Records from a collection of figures
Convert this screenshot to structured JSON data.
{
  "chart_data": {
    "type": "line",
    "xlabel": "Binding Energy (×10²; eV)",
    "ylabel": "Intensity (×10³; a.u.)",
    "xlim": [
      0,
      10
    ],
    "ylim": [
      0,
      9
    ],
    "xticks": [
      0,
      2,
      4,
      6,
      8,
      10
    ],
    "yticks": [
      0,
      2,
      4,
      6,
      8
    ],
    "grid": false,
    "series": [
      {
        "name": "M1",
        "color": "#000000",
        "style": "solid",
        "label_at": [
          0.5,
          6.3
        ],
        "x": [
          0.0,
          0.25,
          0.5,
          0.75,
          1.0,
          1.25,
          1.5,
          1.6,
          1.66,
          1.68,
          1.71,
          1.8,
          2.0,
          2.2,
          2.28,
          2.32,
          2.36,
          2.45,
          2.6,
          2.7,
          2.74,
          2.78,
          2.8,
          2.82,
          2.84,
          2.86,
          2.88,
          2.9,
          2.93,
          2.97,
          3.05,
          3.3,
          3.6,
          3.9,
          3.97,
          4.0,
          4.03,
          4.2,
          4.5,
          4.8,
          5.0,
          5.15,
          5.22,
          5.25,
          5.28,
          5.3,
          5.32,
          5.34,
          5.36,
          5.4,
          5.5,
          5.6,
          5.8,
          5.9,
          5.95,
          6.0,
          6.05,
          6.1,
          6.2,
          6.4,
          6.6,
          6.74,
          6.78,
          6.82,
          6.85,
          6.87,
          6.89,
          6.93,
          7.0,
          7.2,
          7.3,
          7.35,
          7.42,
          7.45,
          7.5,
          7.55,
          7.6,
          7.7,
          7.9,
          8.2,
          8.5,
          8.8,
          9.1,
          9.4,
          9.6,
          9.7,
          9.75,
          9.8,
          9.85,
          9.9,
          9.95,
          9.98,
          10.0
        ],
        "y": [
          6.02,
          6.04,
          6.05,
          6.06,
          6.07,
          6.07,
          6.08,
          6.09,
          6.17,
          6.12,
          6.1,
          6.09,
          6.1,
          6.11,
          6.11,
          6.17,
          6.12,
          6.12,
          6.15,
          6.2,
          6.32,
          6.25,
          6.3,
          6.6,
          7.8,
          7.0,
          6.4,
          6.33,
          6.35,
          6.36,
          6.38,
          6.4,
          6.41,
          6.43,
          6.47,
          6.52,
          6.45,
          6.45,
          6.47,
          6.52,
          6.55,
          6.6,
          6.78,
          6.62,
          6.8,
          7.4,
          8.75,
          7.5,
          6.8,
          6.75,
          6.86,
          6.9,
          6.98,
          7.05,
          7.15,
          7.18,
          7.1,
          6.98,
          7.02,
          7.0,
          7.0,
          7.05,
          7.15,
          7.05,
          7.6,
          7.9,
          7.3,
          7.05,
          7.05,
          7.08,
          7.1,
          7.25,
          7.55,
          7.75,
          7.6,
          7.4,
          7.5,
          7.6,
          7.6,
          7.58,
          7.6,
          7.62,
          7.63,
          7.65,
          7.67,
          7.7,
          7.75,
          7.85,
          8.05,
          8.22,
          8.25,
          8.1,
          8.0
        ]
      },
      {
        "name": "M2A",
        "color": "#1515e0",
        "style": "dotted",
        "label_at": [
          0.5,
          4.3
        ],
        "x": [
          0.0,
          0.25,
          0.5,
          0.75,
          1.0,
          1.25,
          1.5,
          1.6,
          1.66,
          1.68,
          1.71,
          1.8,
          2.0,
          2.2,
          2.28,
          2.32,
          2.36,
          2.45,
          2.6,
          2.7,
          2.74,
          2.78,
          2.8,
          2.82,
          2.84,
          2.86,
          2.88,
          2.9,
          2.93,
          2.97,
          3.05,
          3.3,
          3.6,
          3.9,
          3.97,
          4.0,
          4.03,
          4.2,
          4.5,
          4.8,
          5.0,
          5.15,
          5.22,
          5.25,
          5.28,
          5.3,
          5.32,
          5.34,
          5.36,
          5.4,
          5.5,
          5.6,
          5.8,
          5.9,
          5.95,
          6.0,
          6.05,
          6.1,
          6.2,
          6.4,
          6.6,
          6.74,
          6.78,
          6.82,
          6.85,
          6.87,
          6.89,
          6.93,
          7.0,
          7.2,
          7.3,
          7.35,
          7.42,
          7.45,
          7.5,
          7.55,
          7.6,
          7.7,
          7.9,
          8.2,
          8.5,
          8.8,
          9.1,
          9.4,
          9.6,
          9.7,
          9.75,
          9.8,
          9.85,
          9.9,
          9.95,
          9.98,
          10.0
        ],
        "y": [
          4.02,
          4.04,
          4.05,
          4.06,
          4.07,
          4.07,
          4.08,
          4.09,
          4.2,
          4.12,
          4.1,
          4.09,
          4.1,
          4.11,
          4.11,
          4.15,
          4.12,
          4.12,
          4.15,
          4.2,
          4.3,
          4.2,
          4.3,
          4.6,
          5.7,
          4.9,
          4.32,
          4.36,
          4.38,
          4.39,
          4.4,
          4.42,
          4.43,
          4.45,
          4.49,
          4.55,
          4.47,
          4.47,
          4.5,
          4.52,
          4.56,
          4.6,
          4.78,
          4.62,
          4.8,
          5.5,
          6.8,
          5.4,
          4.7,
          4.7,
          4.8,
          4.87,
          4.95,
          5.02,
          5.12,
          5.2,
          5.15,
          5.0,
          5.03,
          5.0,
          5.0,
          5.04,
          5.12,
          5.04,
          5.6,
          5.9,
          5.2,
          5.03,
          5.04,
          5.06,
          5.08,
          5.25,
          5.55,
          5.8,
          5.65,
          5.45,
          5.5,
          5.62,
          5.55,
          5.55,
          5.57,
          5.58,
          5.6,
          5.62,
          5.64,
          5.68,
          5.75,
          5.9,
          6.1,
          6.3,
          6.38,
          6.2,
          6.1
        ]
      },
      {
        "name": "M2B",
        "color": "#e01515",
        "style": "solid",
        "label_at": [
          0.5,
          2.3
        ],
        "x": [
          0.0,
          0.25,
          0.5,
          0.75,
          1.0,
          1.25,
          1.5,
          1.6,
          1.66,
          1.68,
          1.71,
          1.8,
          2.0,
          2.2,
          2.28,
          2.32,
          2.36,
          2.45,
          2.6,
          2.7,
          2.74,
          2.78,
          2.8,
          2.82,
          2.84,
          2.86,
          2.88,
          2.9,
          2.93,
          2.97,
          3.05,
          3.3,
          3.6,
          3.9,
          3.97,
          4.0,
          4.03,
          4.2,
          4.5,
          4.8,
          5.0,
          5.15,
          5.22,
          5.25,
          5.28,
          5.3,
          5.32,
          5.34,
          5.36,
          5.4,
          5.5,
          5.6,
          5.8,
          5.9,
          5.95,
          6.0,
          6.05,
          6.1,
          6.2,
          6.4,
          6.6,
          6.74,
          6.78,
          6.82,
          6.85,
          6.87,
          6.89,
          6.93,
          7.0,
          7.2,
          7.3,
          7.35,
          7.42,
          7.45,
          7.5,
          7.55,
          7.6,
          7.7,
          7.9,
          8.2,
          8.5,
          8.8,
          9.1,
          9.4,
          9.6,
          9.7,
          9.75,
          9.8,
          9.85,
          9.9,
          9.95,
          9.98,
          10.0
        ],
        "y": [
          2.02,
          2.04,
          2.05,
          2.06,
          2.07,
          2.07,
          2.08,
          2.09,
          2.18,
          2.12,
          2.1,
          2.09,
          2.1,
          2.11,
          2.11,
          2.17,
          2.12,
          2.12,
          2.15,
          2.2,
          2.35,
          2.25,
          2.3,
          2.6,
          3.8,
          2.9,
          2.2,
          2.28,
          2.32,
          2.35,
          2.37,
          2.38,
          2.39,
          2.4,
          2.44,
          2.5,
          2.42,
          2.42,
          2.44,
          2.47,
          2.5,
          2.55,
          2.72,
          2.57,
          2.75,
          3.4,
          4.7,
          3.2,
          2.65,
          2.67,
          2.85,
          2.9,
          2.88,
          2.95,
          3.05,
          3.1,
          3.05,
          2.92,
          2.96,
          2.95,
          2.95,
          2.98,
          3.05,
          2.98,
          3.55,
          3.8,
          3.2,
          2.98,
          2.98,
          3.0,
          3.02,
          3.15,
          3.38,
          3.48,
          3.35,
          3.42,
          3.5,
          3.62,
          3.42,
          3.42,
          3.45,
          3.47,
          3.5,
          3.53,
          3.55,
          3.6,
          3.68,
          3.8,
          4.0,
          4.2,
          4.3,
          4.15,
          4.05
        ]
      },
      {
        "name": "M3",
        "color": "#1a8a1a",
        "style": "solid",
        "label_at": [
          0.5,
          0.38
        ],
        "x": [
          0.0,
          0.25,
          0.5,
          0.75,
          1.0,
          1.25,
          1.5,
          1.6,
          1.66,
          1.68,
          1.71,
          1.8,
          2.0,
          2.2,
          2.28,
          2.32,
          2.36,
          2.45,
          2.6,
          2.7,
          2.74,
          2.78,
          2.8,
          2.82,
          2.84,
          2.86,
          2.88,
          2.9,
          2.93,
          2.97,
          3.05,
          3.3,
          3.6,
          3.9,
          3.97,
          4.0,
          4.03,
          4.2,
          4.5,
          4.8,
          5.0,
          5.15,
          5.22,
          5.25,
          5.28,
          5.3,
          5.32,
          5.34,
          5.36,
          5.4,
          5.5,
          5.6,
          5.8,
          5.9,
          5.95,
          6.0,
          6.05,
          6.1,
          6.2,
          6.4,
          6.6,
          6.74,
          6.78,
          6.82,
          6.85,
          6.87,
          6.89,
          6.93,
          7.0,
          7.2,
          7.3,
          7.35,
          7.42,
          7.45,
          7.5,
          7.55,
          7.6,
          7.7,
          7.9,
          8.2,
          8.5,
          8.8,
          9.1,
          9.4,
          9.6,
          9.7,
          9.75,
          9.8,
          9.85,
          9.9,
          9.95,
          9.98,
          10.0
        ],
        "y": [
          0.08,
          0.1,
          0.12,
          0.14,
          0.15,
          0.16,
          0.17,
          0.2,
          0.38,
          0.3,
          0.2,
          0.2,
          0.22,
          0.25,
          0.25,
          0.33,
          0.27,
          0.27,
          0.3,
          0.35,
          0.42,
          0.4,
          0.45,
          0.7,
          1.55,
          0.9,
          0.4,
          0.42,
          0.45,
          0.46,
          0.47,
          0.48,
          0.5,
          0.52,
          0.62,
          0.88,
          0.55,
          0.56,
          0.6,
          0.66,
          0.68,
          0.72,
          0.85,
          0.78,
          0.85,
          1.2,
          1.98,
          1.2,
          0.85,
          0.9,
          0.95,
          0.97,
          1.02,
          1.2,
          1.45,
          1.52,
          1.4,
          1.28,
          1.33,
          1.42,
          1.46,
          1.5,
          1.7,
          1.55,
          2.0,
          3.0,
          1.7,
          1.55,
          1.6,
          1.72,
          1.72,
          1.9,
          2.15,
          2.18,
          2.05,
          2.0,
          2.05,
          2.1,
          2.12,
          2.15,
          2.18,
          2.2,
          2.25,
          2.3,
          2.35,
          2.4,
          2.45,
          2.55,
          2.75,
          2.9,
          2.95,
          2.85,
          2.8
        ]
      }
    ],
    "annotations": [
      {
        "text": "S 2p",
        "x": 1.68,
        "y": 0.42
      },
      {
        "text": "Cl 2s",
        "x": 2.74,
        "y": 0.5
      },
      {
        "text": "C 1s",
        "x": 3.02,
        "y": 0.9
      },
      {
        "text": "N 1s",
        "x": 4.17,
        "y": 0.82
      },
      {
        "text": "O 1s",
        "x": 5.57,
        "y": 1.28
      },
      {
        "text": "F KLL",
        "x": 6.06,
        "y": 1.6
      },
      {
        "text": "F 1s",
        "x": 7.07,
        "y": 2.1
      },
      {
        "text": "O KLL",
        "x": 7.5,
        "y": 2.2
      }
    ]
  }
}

STATED TASK: Extract every line above that contains the word "text".

ANSWER TO THIS TASK:
        "text": "S 2p",
        "text": "Cl 2s",
        "text": "C 1s",
        "text": "N 1s",
        "text": "O 1s",
        "text": "F KLL",
        "text": "F 1s",
        "text": "O KLL",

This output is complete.